----- DATA TO PROCESS -----
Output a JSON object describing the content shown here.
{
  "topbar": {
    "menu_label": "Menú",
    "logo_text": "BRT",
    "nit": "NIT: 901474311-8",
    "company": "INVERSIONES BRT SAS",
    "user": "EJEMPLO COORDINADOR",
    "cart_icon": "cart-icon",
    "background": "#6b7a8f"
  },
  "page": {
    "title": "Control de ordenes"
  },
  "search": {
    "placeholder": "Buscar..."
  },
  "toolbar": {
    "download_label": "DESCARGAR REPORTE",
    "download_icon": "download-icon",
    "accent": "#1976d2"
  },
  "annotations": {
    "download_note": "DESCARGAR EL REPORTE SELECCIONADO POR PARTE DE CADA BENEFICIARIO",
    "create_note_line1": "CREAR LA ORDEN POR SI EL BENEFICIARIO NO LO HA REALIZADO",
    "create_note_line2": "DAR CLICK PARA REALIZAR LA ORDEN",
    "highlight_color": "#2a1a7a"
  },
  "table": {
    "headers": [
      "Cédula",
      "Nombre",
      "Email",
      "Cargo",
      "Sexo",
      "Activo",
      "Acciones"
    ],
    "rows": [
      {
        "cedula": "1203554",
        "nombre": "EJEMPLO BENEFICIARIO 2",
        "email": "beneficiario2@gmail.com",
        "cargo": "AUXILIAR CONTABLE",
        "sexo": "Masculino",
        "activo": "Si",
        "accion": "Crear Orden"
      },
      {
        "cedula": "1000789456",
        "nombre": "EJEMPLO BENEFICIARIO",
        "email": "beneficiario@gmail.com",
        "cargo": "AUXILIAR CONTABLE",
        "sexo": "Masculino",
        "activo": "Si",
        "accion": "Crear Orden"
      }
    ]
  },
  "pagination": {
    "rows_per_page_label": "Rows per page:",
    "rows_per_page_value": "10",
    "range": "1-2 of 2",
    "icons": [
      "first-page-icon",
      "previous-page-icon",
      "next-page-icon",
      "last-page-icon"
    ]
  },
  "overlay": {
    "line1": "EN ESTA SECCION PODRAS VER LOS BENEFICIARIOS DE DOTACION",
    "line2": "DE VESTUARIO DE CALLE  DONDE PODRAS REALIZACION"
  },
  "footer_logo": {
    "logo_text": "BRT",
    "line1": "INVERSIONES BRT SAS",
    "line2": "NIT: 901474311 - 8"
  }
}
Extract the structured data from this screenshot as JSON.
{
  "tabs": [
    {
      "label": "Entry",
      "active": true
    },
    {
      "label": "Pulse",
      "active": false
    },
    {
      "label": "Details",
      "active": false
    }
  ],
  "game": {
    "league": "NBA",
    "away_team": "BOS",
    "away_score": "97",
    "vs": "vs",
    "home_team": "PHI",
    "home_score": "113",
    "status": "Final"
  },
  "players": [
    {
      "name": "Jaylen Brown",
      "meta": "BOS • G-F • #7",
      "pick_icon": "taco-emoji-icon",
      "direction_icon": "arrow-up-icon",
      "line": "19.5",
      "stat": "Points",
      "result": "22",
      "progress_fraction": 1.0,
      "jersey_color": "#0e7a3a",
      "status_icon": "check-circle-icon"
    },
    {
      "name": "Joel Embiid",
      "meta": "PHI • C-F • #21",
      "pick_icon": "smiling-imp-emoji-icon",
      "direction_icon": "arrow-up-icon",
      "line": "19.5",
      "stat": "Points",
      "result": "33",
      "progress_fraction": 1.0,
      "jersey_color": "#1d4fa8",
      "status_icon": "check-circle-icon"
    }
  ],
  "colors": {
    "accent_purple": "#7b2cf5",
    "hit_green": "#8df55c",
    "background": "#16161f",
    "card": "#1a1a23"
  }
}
-----
▶ THE REQUEST
Retype every entry above, word for word.

▶ EXERCISE RESULT
Output a JSON object describing the content shown here.
{
  "topbar": {
    "menu_label": "Menú",
    "logo_text": "BRT",
    "nit": "NIT: 901474311-8",
    "company": "INVERSIONES BRT SAS",
    "user": "EJEMPLO COORDINADOR",
    "cart_icon": "cart-icon",
    "background": "#6b7a8f"
  },
  "page": {
    "title": "Control de ordenes"
  },
  "search": {
    "placeholder": "Buscar..."
  },
  "toolbar": {
    "download_label": "DESCARGAR REPORTE",
    "download_icon": "download-icon",
    "accent": "#1976d2"
  },
  "annotations": {
    "download_note": "DESCARGAR EL REPORTE SELECCIONADO POR PARTE DE CADA BENEFICIARIO",
    "create_note_line1": "CREAR LA ORDEN POR SI EL BENEFICIARIO NO LO HA REALIZADO",
    "create_note_line2": "DAR CLICK PARA REALIZAR LA ORDEN",
    "highlight_color": "#2a1a7a"
  },
  "table": {
    "headers": [
      "Cédula",
      "Nombre",
      "Email",
      "Cargo",
      "Sexo",
      "Activo",
      "Acciones"
    ],
    "rows": [
      {
        "cedula": "1203554",
        "nombre": "EJEMPLO BENEFICIARIO 2",
        "email": "beneficiario2@gmail.com",
        "cargo": "AUXILIAR CONTABLE",
        "sexo": "Masculino",
        "activo": "Si",
        "accion": "Crear Orden"
      },
      {
        "cedula": "1000789456",
        "nombre": "EJEMPLO BENEFICIARIO",
        "email": "beneficiario@gmail.com",
        "cargo": "AUXILIAR CONTABLE",
        "sexo": "Masculino",
        "activo": "Si",
        "accion": "Crear Orden"
      }
    ]
  },
  "pagination": {
    "rows_per_page_label": "Rows per page:",
    "rows_per_page_value": "10",
    "range": "1-2 of 2",
    "icons": [
      "first-page-icon",
      "previous-page-icon",
      "next-page-icon",
      "last-page-icon"
    ]
  },
  "overlay": {
    "line1": "EN ESTA SECCION PODRAS VER LOS BENEFICIARIOS DE DOTACION",
    "line2": "DE VESTUARIO DE CALLE  DONDE PODRAS REALIZACION"
  },
  "footer_logo": {
    "logo_text": "BRT",
    "line1": "INVERSIONES BRT SAS",
    "line2": "NIT: 901474311 - 8"
  }
}
Extract the structured data from this screenshot as JSON.
{
  "tabs": [
    {
      "label": "Entry",
      "active": true
    },
    {
      "label": "Pulse",
      "active": false
    },
    {
      "label": "Details",
      "active": false
    }
  ],
  "game": {
    "league": "NBA",
    "away_team": "BOS",
    "away_score": "97",
    "vs": "vs",
    "home_team": "PHI",
    "home_score": "113",
    "status": "Final"
  },
  "players": [
    {
      "name": "Jaylen Brown",
      "meta": "BOS • G-F • #7",
      "pick_icon": "taco-emoji-icon",
      "direction_icon": "arrow-up-icon",
      "line": "19.5",
      "stat": "Points",
      "result": "22",
      "progress_fraction": 1.0,
      "jersey_color": "#0e7a3a",
      "status_icon": "check-circle-icon"
    },
    {
      "name": "Joel Embiid",
      "meta": "PHI • C-F • #21",
      "pick_icon": "smiling-imp-emoji-icon",
      "direction_icon": "arrow-up-icon",
      "line": "19.5",
      "stat": "Points",
      "result": "33",
      "progress_fraction": 1.0,
      "jersey_color": "#1d4fa8",
      "status_icon": "check-circle-icon"
    }
  ],
  "colors": {
    "accent_purple": "#7b2cf5",
    "hit_green": "#8df55c",
    "background": "#16161f",
    "card": "#1a1a23"
  }
}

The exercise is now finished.